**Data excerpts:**
════

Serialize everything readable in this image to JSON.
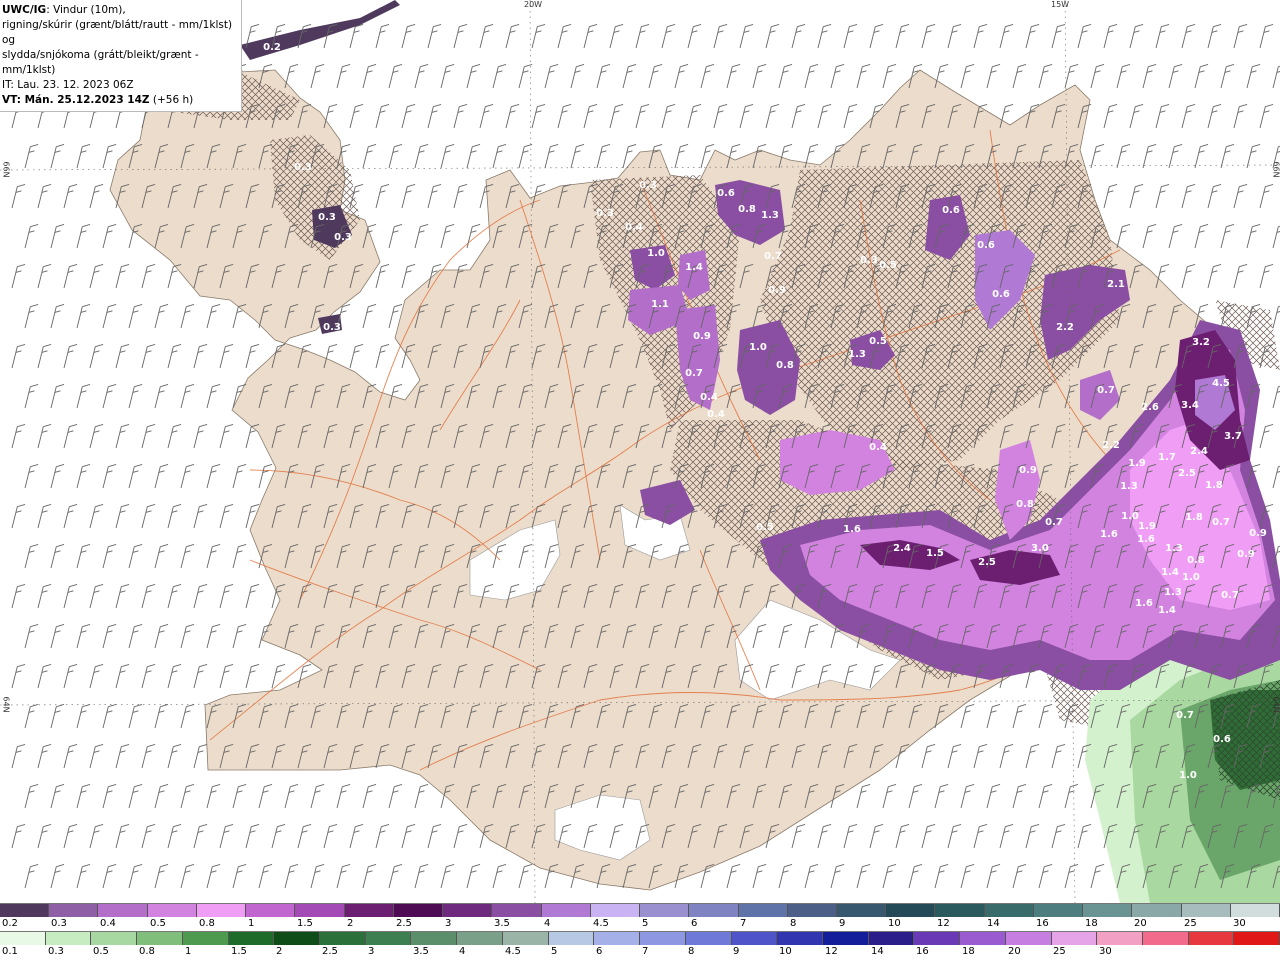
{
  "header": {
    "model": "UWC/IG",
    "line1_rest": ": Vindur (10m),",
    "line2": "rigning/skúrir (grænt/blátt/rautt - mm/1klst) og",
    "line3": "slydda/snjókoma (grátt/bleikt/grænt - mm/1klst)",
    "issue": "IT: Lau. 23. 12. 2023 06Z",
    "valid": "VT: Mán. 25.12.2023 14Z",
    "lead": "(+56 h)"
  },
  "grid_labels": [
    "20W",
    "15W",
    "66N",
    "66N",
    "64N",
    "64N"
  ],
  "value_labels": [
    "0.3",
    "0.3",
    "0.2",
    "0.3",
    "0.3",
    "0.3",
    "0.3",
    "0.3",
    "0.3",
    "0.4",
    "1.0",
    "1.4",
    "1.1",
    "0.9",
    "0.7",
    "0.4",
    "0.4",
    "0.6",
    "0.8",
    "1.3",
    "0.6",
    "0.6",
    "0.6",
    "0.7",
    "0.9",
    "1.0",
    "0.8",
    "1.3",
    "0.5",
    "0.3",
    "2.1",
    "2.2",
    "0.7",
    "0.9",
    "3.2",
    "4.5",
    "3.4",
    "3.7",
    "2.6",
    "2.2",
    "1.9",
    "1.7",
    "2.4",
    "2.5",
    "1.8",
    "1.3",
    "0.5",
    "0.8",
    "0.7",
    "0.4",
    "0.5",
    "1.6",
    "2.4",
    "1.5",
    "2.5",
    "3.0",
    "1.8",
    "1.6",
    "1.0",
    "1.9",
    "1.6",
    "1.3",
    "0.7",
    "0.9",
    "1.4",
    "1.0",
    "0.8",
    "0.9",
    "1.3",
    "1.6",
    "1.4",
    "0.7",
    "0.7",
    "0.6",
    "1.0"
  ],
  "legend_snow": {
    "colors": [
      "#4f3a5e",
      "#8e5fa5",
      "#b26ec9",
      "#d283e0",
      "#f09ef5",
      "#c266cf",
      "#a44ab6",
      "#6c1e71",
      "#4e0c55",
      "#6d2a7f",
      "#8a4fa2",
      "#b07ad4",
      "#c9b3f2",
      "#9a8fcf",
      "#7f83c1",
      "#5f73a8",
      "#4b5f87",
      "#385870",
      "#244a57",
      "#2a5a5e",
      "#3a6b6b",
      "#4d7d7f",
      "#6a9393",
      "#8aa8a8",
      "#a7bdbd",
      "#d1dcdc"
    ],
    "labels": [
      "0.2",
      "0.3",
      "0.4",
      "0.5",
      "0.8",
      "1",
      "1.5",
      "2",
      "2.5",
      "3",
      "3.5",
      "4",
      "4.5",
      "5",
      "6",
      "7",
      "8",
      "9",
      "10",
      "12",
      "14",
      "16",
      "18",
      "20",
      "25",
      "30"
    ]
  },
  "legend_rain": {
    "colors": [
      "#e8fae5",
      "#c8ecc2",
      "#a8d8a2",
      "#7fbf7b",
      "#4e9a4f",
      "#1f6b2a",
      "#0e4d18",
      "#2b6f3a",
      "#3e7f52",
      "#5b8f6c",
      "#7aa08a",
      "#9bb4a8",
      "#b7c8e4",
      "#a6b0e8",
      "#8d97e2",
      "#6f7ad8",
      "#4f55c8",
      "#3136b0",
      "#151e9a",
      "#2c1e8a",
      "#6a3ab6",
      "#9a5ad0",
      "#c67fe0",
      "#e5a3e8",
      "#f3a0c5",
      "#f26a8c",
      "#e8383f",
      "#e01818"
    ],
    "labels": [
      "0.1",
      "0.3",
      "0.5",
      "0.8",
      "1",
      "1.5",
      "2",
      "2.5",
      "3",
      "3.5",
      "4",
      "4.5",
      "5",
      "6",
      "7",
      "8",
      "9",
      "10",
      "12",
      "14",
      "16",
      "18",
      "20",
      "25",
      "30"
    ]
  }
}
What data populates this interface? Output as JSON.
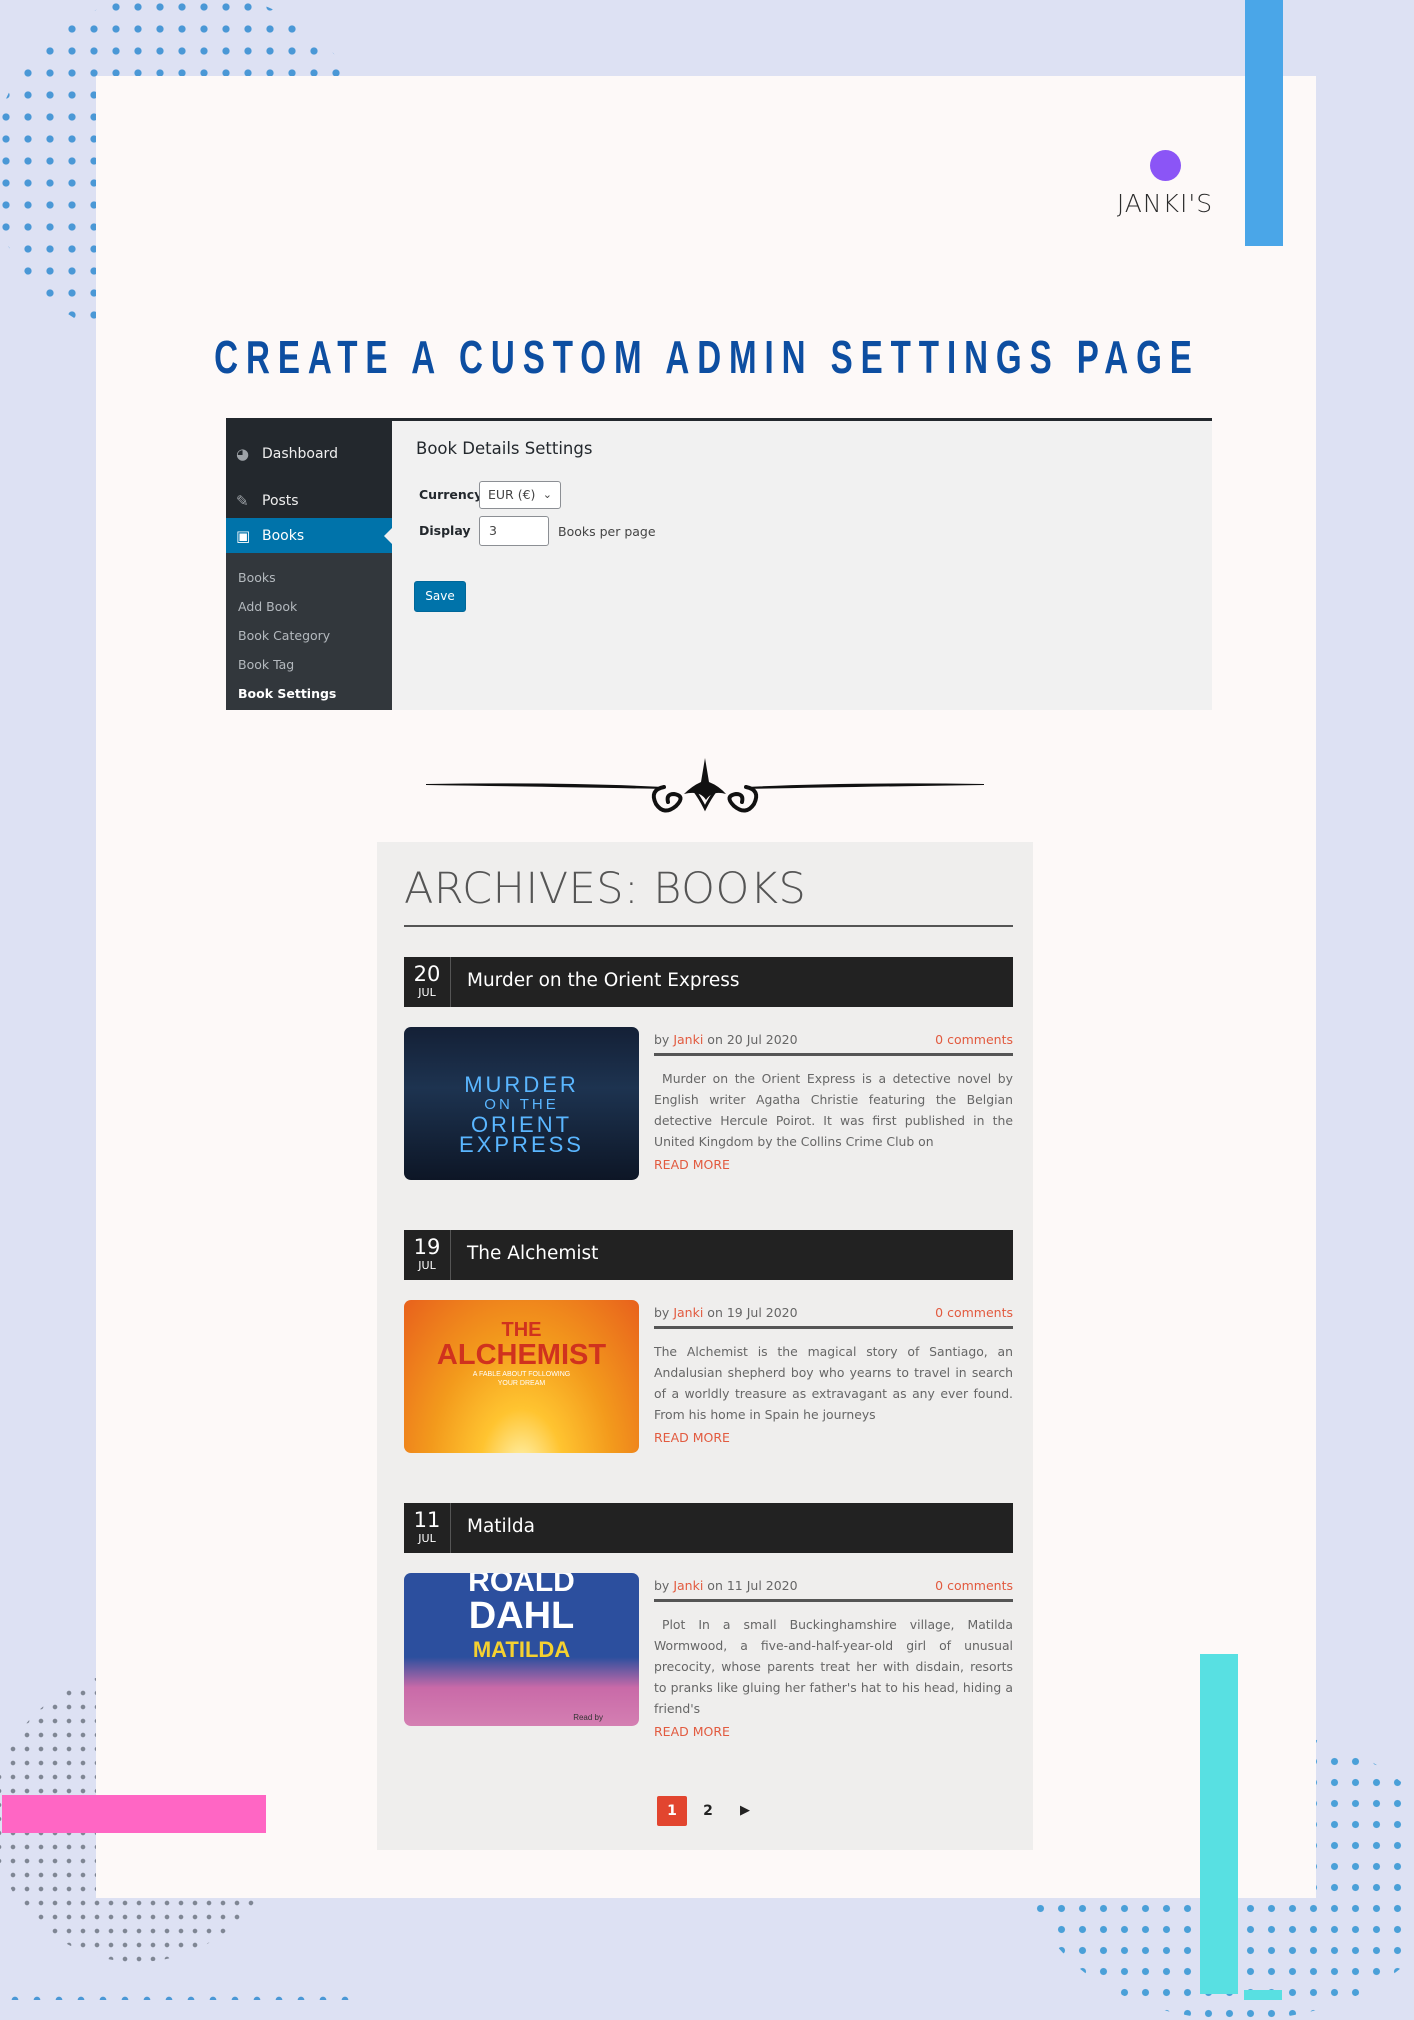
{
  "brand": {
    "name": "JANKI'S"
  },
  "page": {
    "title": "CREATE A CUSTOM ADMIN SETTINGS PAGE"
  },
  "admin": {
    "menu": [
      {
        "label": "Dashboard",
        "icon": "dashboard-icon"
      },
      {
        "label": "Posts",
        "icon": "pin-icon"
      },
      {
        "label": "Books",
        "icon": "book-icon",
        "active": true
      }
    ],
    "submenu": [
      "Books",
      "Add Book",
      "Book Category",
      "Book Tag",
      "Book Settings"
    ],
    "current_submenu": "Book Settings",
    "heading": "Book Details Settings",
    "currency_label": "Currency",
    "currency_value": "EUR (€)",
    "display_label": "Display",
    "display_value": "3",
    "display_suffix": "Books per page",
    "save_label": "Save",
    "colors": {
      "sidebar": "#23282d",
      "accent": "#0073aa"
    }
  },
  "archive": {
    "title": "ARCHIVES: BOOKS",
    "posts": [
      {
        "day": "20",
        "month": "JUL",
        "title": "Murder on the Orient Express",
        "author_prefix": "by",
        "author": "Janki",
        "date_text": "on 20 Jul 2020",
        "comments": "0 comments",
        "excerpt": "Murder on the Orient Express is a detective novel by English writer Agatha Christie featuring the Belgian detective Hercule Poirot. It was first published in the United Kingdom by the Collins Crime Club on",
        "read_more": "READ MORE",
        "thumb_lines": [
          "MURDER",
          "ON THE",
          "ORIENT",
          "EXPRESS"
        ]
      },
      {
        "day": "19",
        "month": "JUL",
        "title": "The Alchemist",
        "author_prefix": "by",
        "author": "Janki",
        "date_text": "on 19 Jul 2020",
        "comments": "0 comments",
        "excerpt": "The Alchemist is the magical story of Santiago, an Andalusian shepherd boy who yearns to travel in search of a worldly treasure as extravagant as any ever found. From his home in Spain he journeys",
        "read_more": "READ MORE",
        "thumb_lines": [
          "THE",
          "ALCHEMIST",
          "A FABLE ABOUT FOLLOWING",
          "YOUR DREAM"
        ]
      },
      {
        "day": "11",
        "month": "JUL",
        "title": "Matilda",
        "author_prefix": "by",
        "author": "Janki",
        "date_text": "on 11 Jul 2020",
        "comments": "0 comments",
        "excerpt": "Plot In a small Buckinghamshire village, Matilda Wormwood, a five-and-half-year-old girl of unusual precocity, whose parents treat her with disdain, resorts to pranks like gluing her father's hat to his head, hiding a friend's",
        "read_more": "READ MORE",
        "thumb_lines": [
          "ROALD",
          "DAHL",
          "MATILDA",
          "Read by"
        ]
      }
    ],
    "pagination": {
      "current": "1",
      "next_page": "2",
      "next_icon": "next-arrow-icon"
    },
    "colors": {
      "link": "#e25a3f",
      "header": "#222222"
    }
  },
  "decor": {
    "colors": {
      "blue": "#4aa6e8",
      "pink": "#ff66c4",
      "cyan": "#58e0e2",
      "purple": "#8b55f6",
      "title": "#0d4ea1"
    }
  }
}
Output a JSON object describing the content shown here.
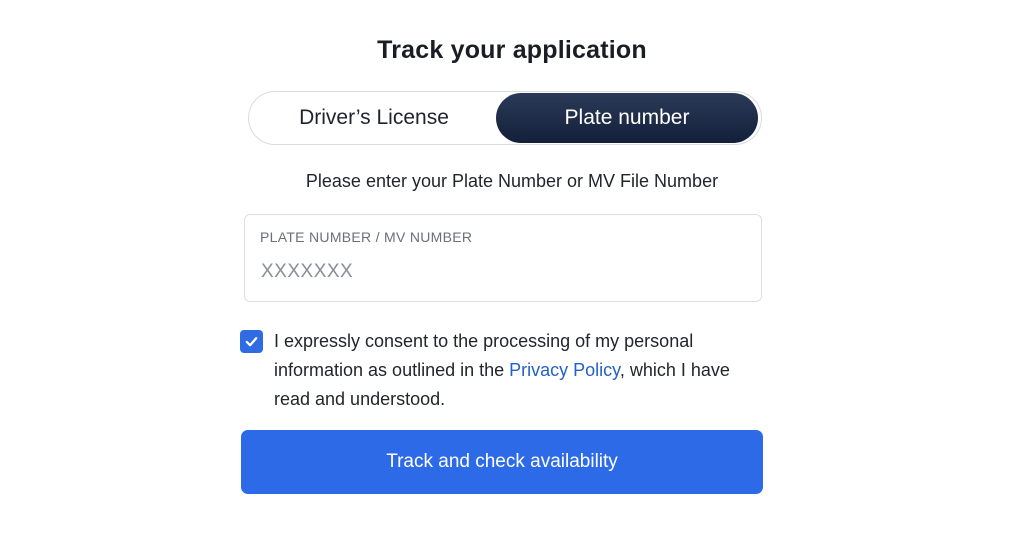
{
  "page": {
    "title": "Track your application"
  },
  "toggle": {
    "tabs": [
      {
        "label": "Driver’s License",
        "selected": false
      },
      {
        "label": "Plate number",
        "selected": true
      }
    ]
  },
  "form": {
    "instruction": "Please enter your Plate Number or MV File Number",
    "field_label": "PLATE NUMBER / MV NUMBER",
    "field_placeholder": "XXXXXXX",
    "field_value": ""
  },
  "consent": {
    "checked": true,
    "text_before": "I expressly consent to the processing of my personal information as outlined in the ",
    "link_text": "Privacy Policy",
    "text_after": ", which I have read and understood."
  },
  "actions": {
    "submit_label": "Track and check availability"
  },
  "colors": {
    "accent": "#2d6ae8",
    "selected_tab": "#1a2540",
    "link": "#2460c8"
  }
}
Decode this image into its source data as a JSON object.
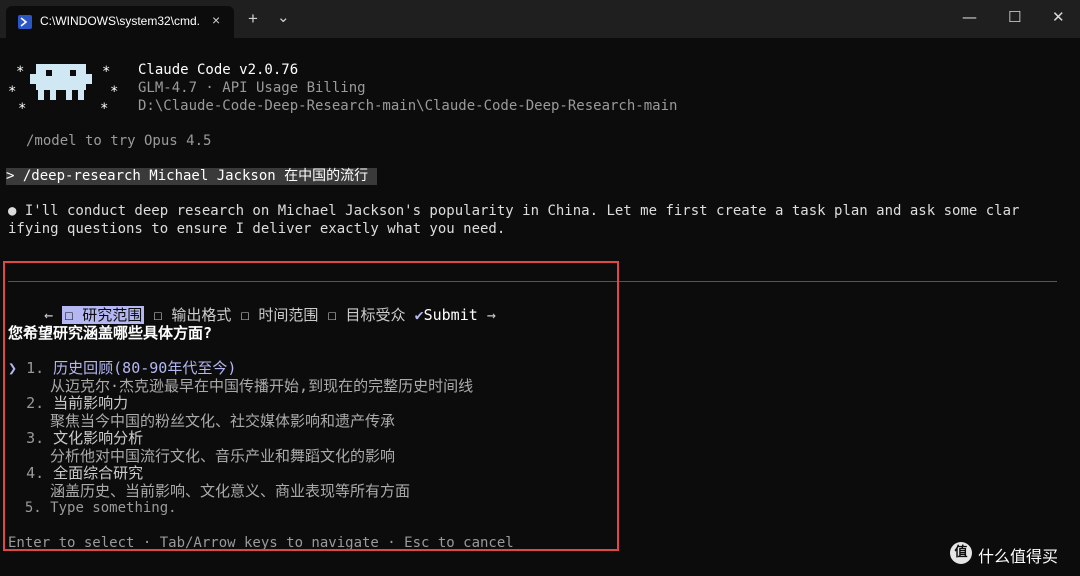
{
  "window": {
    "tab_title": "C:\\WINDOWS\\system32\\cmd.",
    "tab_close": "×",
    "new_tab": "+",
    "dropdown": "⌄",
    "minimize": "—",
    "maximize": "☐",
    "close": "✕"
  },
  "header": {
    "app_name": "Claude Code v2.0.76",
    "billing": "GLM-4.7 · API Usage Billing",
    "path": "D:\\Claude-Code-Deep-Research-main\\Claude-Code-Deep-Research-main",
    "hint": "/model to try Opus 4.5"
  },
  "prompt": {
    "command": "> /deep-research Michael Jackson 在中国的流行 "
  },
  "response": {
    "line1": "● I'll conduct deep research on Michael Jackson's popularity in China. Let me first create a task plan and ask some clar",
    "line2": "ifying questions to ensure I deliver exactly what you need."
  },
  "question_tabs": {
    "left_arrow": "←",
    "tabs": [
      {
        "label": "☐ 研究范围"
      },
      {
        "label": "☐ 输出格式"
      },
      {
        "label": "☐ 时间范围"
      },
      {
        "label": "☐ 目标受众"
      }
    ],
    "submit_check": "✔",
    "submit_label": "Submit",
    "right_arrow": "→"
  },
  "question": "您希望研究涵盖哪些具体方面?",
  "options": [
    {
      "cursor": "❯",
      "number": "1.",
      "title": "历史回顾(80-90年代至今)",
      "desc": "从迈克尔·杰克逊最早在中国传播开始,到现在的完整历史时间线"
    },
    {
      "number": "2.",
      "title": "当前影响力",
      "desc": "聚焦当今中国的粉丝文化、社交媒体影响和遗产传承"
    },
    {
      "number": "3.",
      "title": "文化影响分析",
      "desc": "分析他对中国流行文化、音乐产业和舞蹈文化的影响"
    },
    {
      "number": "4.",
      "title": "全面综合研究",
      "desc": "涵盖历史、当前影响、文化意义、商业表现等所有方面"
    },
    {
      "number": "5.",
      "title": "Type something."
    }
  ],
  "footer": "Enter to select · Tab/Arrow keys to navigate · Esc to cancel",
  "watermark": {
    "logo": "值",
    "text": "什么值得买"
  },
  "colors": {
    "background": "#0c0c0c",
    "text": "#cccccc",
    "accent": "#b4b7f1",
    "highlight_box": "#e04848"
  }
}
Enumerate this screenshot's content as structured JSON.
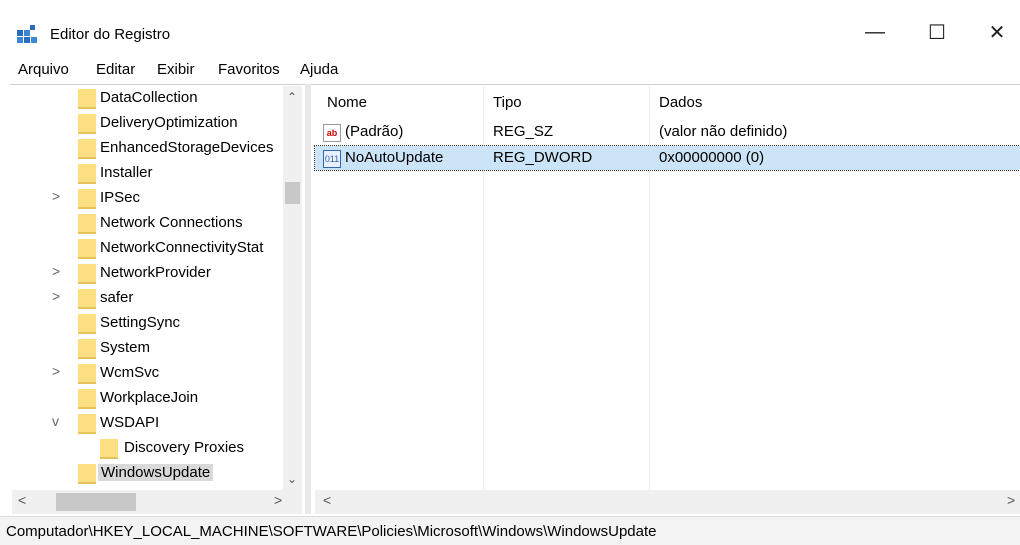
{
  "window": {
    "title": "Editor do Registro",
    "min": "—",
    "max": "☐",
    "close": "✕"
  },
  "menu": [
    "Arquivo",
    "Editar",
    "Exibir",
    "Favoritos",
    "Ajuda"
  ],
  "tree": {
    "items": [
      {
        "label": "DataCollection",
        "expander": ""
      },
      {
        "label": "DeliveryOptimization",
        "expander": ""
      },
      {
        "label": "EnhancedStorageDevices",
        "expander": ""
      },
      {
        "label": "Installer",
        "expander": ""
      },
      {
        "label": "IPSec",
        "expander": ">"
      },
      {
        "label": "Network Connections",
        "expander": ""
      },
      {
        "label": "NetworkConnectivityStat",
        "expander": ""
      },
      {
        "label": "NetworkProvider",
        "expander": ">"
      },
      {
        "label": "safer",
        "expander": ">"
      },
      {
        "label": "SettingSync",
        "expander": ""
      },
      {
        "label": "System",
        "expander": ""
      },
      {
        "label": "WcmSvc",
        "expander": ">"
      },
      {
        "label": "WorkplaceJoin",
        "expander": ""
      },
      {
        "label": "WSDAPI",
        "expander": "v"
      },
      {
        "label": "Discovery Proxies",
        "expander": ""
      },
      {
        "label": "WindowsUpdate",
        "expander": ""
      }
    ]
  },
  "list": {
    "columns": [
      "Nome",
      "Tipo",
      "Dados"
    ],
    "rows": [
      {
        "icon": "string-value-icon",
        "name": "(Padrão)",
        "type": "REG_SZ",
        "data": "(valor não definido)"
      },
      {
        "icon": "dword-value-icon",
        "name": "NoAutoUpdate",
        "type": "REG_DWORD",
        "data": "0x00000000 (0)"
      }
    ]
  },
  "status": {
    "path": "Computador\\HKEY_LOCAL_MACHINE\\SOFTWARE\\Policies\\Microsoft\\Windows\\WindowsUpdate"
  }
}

════

**CHALLENGE:** Only lines with "first" are wanted here; list each of them.

**RESULT OF THE EXERCISE:**
        "excerpt": "Murder on the Orient Express is a detective novel by English writer Agatha Christie featuring the Belgian detective Hercule Poirot. It was first published in the United Kingdom by the Collins Crime Club on",
    "line1": "● I'll conduct deep research on Michael Jackson's popularity in China. Let me first create a task plan and ask some clar",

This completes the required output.